## Written instruction
Copy each line below exactly and leave the pictures out.

## Input data
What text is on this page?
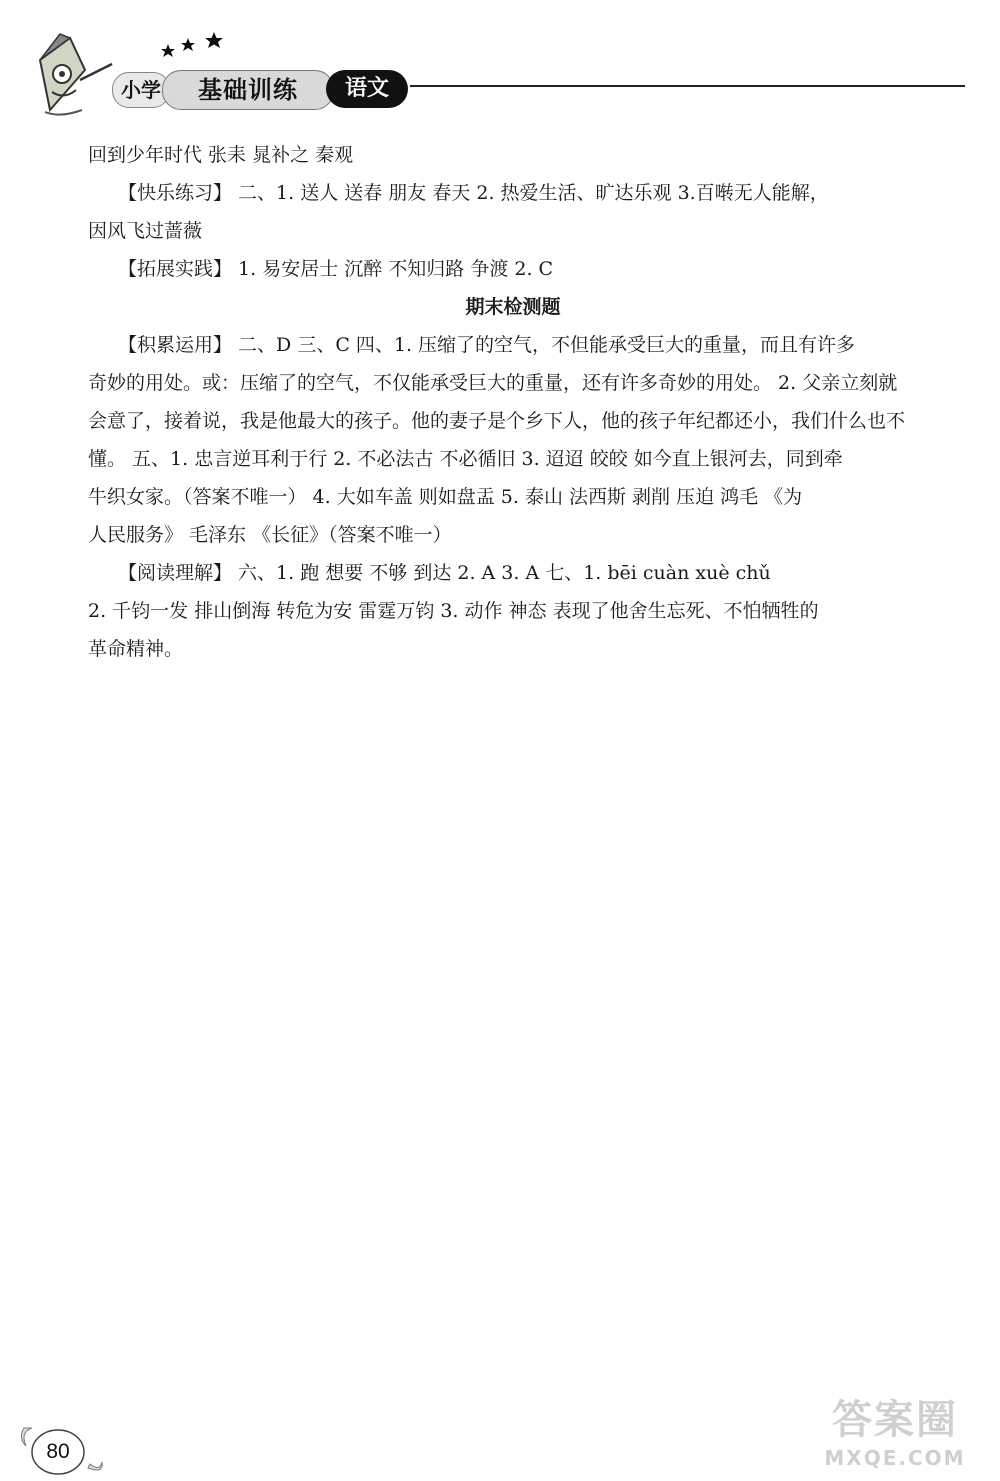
小学	基础训练	语文
回到少年时代 张耒 晁补之 秦观
【快乐练习】 二、1. 送人 送春 朋友 春天 2. 热爱生活、旷达乐观 3.百啭无人能解，
因风飞过蔷薇
【拓展实践】 1. 易安居士 沉醉 不知归路 争渡 2. C
期末检测题
【积累运用】 二、D 三、C 四、1. 压缩了的空气，不但能承受巨大的重量，而且有许多
奇妙的用处。或：压缩了的空气，不仅能承受巨大的重量，还有许多奇妙的用处。 2. 父亲立刻就
会意了，接着说，我是他最大的孩子。他的妻子是个乡下人，他的孩子年纪都还小，我们什么也不
懂。 五、1. 忠言逆耳利于行 2. 不必法古 不必循旧 3. 迢迢 皎皎 如今直上银河去，同到牵
牛织女家。（答案不唯一） 4. 大如车盖 则如盘盂 5. 泰山 法西斯 剥削 压迫 鸿毛 《为
人民服务》 毛泽东 《长征》（答案不唯一）
【阅读理解】 六、1. 跑 想要 不够 到达 2. A 3. A 七、1. bēi cuàn xuè chǔ
2. 千钧一发 排山倒海 转危为安 雷霆万钧 3. 动作 神态 表现了他舍生忘死、不怕牺牲的
革命精神。
80
答案圈
MXQE.COM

## Exercise solution
What text is on this page?
小学	基础训练	语文
回到少年时代 张耒 晁补之 秦观
【快乐练习】 二、1. 送人 送春 朋友 春天 2. 热爱生活、旷达乐观 3.百啭无人能解，
因风飞过蔷薇
【拓展实践】 1. 易安居士 沉醉 不知归路 争渡 2. C
期末检测题
【积累运用】 二、D 三、C 四、1. 压缩了的空气，不但能承受巨大的重量，而且有许多
奇妙的用处。或：压缩了的空气，不仅能承受巨大的重量，还有许多奇妙的用处。 2. 父亲立刻就
会意了，接着说，我是他最大的孩子。他的妻子是个乡下人，他的孩子年纪都还小，我们什么也不
懂。 五、1. 忠言逆耳利于行 2. 不必法古 不必循旧 3. 迢迢 皎皎 如今直上银河去，同到牵
牛织女家。（答案不唯一） 4. 大如车盖 则如盘盂 5. 泰山 法西斯 剥削 压迫 鸿毛 《为
人民服务》 毛泽东 《长征》（答案不唯一）
【阅读理解】 六、1. 跑 想要 不够 到达 2. A 3. A 七、1. bēi cuàn xuè chǔ
2. 千钧一发 排山倒海 转危为安 雷霆万钧 3. 动作 神态 表现了他舍生忘死、不怕牺牲的
革命精神。
80
答案圈
MXQE.COM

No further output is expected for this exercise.